### Input records ###

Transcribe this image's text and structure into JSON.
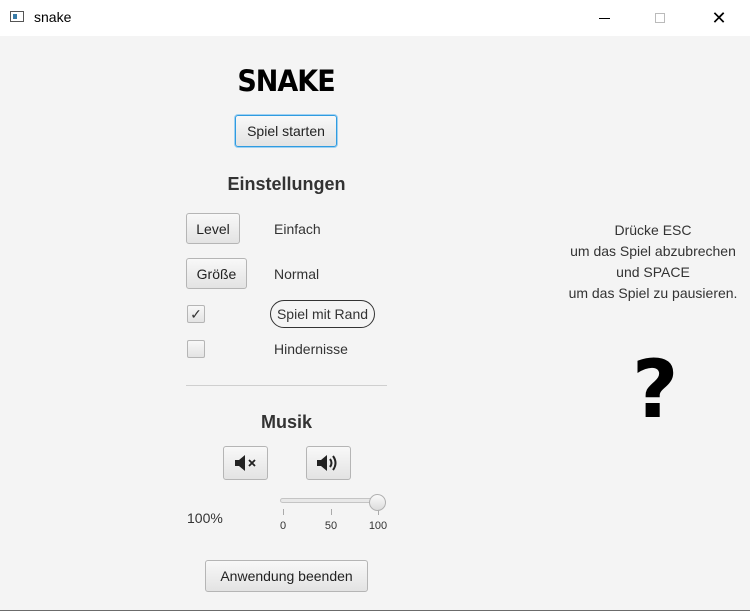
{
  "window": {
    "title": "snake"
  },
  "main": {
    "logo": "SNAKE",
    "start_button": "Spiel starten",
    "settings_heading": "Einstellungen",
    "level_button": "Level",
    "level_value": "Einfach",
    "size_button": "Größe",
    "size_value": "Normal",
    "border_checkbox": {
      "checked": true,
      "mark": "✓",
      "label": "Spiel mit Rand"
    },
    "obstacles_checkbox": {
      "checked": false,
      "label": "Hindernisse"
    },
    "music_heading": "Musik",
    "mute_icon": "speaker-mute-icon",
    "volume_icon": "speaker-volume-icon",
    "volume_label": "100%",
    "volume_slider": {
      "value": 100,
      "min": 0,
      "max": 100,
      "ticks": [
        "0",
        "50",
        "100"
      ]
    },
    "quit_button": "Anwendung beenden"
  },
  "help": {
    "lines": [
      "Drücke ESC",
      "um das Spiel abzubrechen",
      "und SPACE",
      "um das Spiel zu pausieren."
    ],
    "symbol": "?"
  }
}
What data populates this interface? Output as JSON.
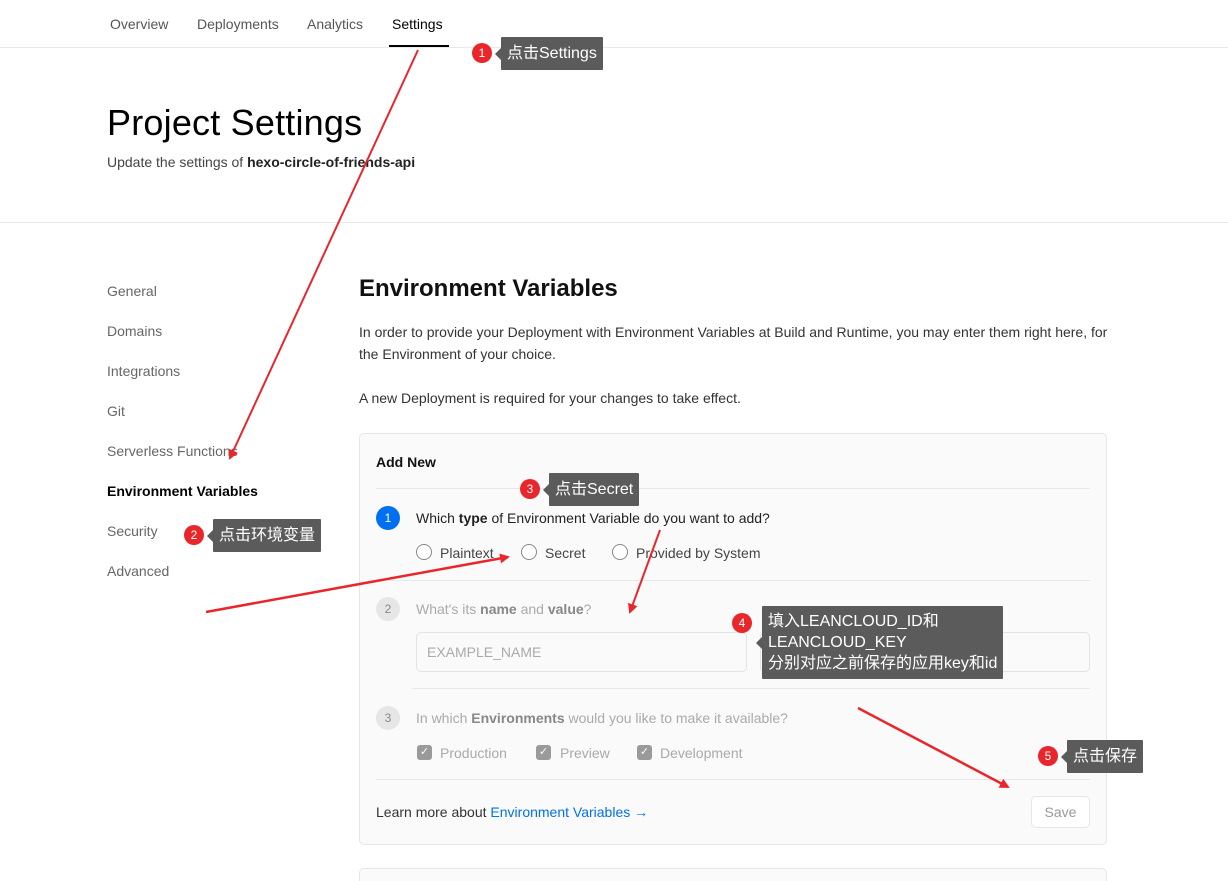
{
  "tabs": [
    "Overview",
    "Deployments",
    "Analytics",
    "Settings"
  ],
  "header": {
    "title": "Project Settings",
    "subtitle_prefix": "Update the settings of",
    "project_name": "hexo-circle-of-friends-api"
  },
  "sidebar": {
    "items": [
      "General",
      "Domains",
      "Integrations",
      "Git",
      "Serverless Functions",
      "Environment Variables",
      "Security",
      "Advanced"
    ],
    "active": "Environment Variables"
  },
  "main": {
    "title": "Environment Variables",
    "desc1": "In order to provide your Deployment with Environment Variables at Build and Runtime, you may enter them right here, for the Environment of your choice.",
    "desc2": "A new Deployment is required for your changes to take effect."
  },
  "card": {
    "title": "Add New",
    "step1": {
      "num": "1",
      "pre": "Which",
      "bold": "type",
      "post": "of Environment Variable do you want to add?"
    },
    "types": [
      "Plaintext",
      "Secret",
      "Provided by System"
    ],
    "step2": {
      "num": "2",
      "pre": "What's its",
      "bold1": "name",
      "mid": "and",
      "bold2": "value",
      "post": "?"
    },
    "name_placeholder": "EXAMPLE_NAME",
    "step3": {
      "num": "3",
      "pre": "In which",
      "bold": "Environments",
      "post": "would you like to make it available?"
    },
    "environments": [
      "Production",
      "Preview",
      "Development"
    ],
    "footer_prefix": "Learn more about",
    "footer_link": "Environment Variables →",
    "save": "Save"
  },
  "annotations": [
    {
      "num": "1",
      "text": "点击Settings"
    },
    {
      "num": "2",
      "text": "点击环境变量"
    },
    {
      "num": "3",
      "text": "点击Secret"
    },
    {
      "num": "4",
      "lines": [
        "填入LEANCLOUD_ID和",
        "LEANCLOUD_KEY",
        "分别对应之前保存的应用key和id"
      ]
    },
    {
      "num": "5",
      "text": "点击保存"
    }
  ],
  "colors": {
    "accent": "#0070f3",
    "annotation_badge": "#e8262b",
    "annotation_box": "#5b5b5b",
    "arrow": "#e8262b"
  }
}
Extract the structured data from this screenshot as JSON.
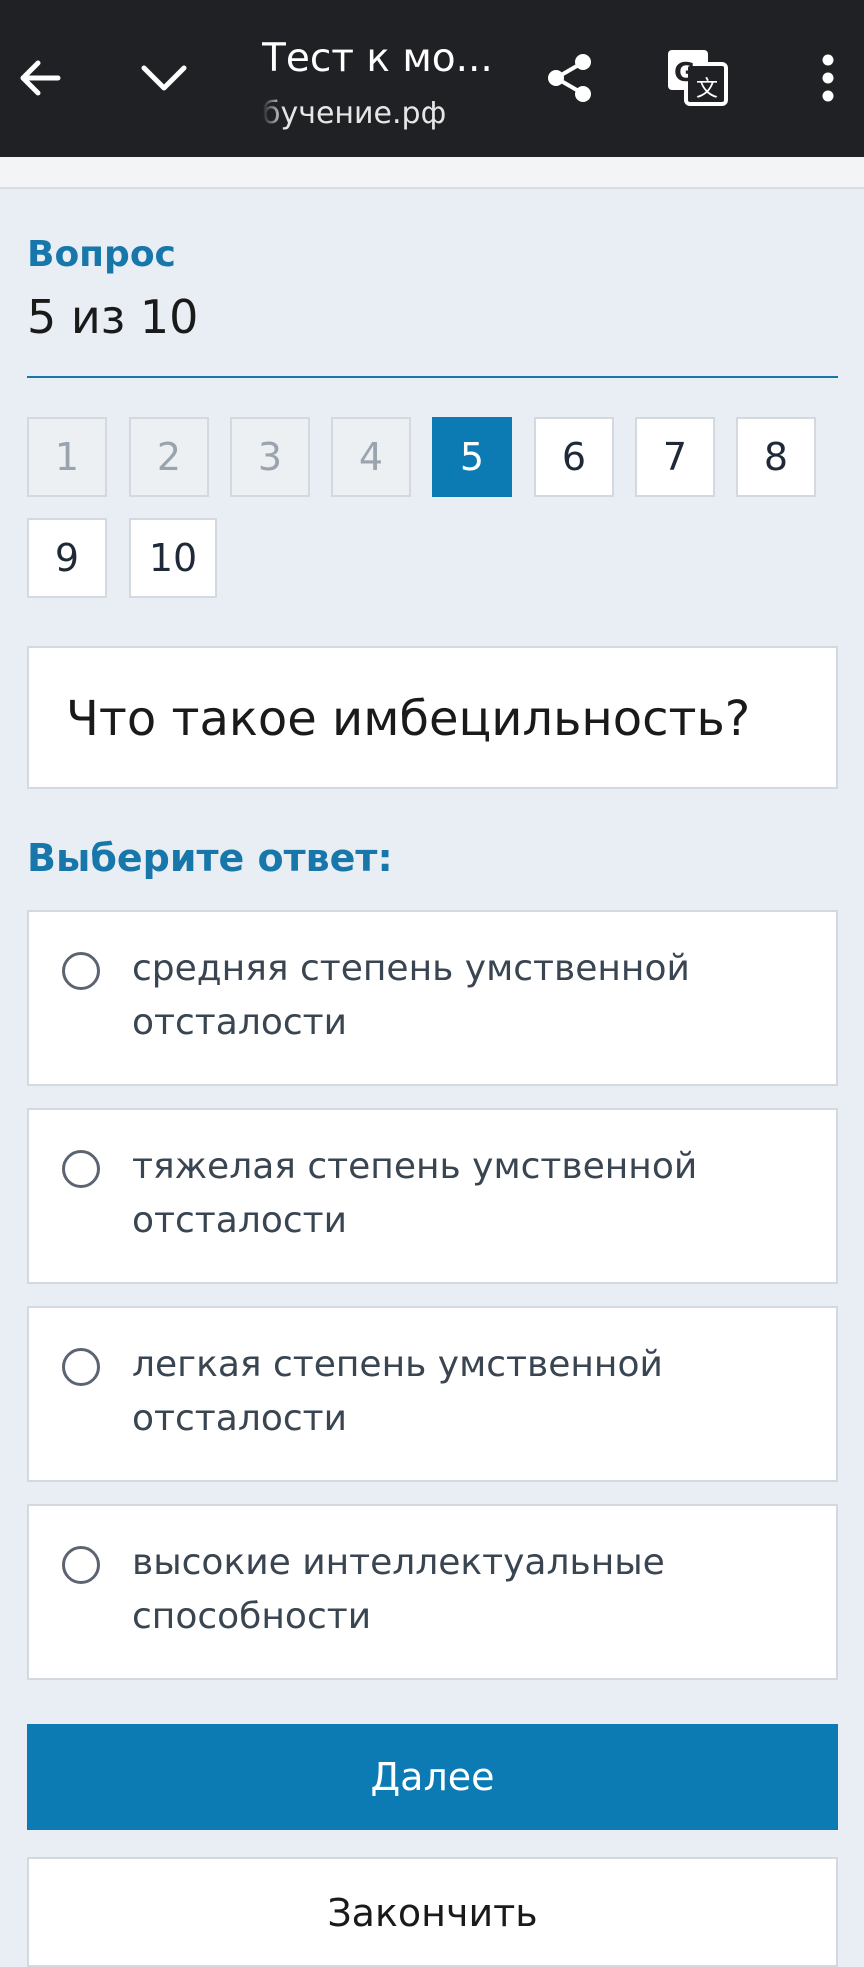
{
  "browser": {
    "title": "Тест к мо...",
    "url": "бучение.рф",
    "icons": [
      "back-arrow-icon",
      "chevron-down-icon",
      "share-icon",
      "translate-icon",
      "more-vert-icon"
    ]
  },
  "quiz": {
    "question_label": "Вопрос",
    "question_counter": "5 из 10",
    "nav": [
      "1",
      "2",
      "3",
      "4",
      "5",
      "6",
      "7",
      "8",
      "9",
      "10"
    ],
    "current": 5,
    "question_text": "Что такое имбецильность?",
    "choose_label": "Выберите ответ:",
    "answers": [
      "средняя степень умственной отсталости",
      "тяжелая степень умственной отсталости",
      "легкая степень умственной отсталости",
      "высокие интеллектуальные способности"
    ],
    "next_label": "Далее",
    "finish_label": "Закончить"
  },
  "colors": {
    "accent": "#0c7bb3",
    "label": "#1877aa",
    "background": "#e8eef4",
    "appbar": "#202124"
  }
}
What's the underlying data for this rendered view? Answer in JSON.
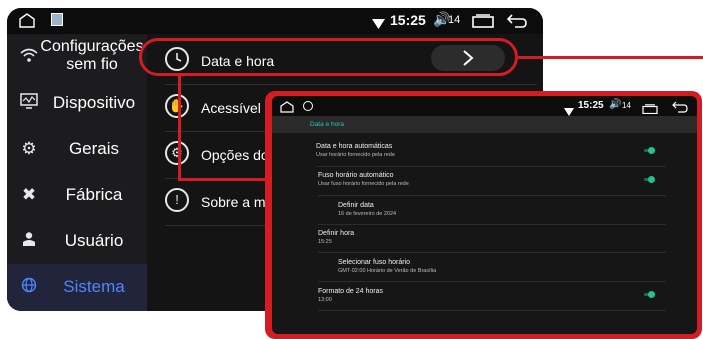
{
  "main": {
    "status": {
      "time": "15:25",
      "volume": "14"
    },
    "sidebar": [
      {
        "label": "Configurações sem fio",
        "label_line1": "Configurações",
        "label_line2": "sem fio",
        "icon": "wifi-icon"
      },
      {
        "label": "Dispositivo",
        "icon": "monitor-icon"
      },
      {
        "label": "Gerais",
        "icon": "gear-icon"
      },
      {
        "label": "Fábrica",
        "icon": "tools-icon"
      },
      {
        "label": "Usuário",
        "icon": "user-icon"
      },
      {
        "label": "Sistema",
        "icon": "globe-icon",
        "active": true
      }
    ],
    "menu": [
      {
        "label": "Data e hora",
        "icon": "clock-icon"
      },
      {
        "label": "Acessível",
        "icon": "hand-icon"
      },
      {
        "label": "Opções do",
        "icon": "options-gear-icon"
      },
      {
        "label": "Sobre a má",
        "icon": "info-icon"
      }
    ]
  },
  "inset": {
    "status": {
      "time": "15:25",
      "volume": "14"
    },
    "header": "Data e hora",
    "rows": [
      {
        "title": "Data e hora automáticas",
        "subtitle": "Usar horário fornecido pela rede",
        "toggle": true,
        "indent": false
      },
      {
        "title": "Fuso horário automático",
        "subtitle": "Usar fuso horário fornecido pela rede",
        "toggle": true,
        "indent": false
      },
      {
        "title": "Definir data",
        "subtitle": "16 de fevereiro de 2024",
        "toggle": false,
        "indent": true
      },
      {
        "title": "Definir hora",
        "subtitle": "15:25",
        "toggle": false,
        "indent": false
      },
      {
        "title": "Selecionar fuso horário",
        "subtitle": "GMT-02:00 Horário de Verão de Brasília",
        "toggle": false,
        "indent": true
      },
      {
        "title": "Formato de 24 horas",
        "subtitle": "13:00",
        "toggle": true,
        "indent": false
      }
    ]
  },
  "colors": {
    "accent": "#4d86ff",
    "highlight": "#d41c23",
    "toggle": "#23c28f",
    "header_text": "#27c4b3"
  }
}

###

# Task prompt
Select from the material above each line in which the string "What" appears, and list those lines.

# Solved exercise
What data populates this interface? Output as JSON.
      "pre": "What's its",
What's the underlying data for this rendered view? Answer in JSON.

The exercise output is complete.